_RECORDS SUPPLIED_
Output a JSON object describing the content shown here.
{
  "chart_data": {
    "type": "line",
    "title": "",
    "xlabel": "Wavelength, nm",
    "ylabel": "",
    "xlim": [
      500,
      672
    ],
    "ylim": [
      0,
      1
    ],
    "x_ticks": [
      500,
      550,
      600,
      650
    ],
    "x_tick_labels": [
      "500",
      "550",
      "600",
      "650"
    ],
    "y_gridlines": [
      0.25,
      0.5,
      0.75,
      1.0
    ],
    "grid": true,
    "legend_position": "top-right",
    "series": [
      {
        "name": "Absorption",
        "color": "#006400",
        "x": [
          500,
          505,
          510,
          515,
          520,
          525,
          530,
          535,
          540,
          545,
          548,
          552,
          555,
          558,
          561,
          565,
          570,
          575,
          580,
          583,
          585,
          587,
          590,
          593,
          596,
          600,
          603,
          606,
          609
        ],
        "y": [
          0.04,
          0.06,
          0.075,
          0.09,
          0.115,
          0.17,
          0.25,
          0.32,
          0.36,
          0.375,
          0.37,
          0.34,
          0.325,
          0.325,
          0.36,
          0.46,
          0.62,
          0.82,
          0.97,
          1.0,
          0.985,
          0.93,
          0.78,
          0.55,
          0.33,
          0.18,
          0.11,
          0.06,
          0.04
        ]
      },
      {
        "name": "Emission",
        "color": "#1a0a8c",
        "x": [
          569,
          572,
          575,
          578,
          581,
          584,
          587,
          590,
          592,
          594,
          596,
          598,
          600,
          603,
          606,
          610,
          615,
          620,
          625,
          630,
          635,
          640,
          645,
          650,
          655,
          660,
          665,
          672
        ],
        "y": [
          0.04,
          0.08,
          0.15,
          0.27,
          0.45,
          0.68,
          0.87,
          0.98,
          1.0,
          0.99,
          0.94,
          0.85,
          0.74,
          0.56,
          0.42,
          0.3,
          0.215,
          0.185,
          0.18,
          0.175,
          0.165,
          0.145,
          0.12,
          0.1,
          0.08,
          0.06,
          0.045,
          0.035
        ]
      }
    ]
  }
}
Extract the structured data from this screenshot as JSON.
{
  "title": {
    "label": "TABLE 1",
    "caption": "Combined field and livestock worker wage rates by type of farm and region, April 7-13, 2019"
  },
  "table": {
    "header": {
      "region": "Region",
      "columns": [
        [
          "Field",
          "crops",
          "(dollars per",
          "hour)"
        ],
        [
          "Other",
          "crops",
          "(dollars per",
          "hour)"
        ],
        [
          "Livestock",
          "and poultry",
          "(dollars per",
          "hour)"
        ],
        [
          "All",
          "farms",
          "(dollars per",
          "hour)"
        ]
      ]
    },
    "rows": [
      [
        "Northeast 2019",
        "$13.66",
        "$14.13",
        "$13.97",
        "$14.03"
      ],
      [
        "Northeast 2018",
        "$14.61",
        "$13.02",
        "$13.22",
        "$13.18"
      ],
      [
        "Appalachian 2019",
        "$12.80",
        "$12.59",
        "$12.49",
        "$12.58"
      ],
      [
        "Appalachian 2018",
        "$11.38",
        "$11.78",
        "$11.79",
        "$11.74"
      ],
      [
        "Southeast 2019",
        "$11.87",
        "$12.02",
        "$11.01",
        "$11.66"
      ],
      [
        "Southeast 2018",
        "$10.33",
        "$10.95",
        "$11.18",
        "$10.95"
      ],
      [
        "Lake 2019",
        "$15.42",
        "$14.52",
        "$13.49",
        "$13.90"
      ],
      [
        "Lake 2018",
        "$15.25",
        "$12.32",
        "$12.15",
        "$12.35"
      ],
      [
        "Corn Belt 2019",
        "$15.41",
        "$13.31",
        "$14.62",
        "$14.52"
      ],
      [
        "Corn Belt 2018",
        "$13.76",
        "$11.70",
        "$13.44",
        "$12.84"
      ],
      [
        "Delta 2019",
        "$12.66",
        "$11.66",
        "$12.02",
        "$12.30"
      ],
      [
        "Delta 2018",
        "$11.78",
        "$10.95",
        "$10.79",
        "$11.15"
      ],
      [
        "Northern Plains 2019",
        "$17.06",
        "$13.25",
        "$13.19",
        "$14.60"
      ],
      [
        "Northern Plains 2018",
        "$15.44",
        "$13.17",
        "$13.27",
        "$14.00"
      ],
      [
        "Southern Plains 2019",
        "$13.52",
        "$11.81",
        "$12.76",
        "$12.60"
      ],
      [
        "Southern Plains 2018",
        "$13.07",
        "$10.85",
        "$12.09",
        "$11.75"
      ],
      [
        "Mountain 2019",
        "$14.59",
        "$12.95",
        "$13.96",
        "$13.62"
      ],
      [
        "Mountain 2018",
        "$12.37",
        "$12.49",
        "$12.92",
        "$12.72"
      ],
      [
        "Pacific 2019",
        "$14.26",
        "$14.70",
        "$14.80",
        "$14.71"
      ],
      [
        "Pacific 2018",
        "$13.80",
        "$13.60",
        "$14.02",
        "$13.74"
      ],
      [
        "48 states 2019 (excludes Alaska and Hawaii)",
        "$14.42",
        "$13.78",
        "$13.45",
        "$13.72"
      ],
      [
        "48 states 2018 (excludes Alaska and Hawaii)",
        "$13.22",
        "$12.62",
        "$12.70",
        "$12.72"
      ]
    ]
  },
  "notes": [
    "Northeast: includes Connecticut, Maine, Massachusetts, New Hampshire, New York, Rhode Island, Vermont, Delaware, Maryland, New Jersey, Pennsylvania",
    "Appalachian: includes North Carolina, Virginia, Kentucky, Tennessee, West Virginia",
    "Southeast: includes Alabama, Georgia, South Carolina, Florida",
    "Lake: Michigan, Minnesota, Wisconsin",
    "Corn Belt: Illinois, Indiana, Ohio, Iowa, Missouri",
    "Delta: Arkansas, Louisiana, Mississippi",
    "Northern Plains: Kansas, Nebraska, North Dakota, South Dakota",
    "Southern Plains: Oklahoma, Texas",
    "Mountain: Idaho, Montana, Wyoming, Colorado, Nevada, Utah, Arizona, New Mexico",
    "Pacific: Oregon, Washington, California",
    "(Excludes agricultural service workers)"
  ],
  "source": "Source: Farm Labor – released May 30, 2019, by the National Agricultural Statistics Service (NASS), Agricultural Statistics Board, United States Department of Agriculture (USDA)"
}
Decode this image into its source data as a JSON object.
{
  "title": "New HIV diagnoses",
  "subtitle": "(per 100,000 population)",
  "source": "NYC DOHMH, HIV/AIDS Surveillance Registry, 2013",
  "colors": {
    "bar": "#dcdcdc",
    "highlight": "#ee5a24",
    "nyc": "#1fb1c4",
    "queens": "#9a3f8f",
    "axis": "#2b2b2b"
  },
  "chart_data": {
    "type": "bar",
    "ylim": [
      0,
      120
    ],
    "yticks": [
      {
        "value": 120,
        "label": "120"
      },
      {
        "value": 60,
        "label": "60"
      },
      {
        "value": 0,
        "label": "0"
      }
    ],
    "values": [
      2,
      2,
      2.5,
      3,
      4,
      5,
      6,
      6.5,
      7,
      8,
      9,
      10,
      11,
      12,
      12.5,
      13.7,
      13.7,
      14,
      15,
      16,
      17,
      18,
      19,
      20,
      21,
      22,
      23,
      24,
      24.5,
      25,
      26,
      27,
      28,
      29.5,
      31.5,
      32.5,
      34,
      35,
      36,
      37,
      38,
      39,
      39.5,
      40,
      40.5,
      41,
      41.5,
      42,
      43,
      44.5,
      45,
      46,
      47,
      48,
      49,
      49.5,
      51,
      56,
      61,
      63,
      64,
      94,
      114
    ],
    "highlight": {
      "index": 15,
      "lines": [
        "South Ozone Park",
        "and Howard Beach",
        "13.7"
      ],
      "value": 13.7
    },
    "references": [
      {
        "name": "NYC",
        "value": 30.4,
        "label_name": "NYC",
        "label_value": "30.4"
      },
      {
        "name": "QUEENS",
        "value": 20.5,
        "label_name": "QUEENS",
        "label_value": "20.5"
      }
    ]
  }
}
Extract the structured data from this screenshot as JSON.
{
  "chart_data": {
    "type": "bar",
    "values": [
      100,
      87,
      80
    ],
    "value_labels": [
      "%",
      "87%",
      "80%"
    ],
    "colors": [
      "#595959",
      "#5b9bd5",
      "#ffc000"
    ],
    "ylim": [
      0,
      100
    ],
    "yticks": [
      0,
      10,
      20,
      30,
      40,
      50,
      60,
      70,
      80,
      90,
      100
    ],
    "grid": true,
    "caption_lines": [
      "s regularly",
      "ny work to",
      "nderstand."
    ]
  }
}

_WRITTEN TASK_
Consider the entries above and return each line with the string "region".

_ANSWER TO THIS EXERCISE_
    "caption": "Combined field and livestock worker wage rates by type of farm and region, April 7-13, 2019"
      "region": "Region",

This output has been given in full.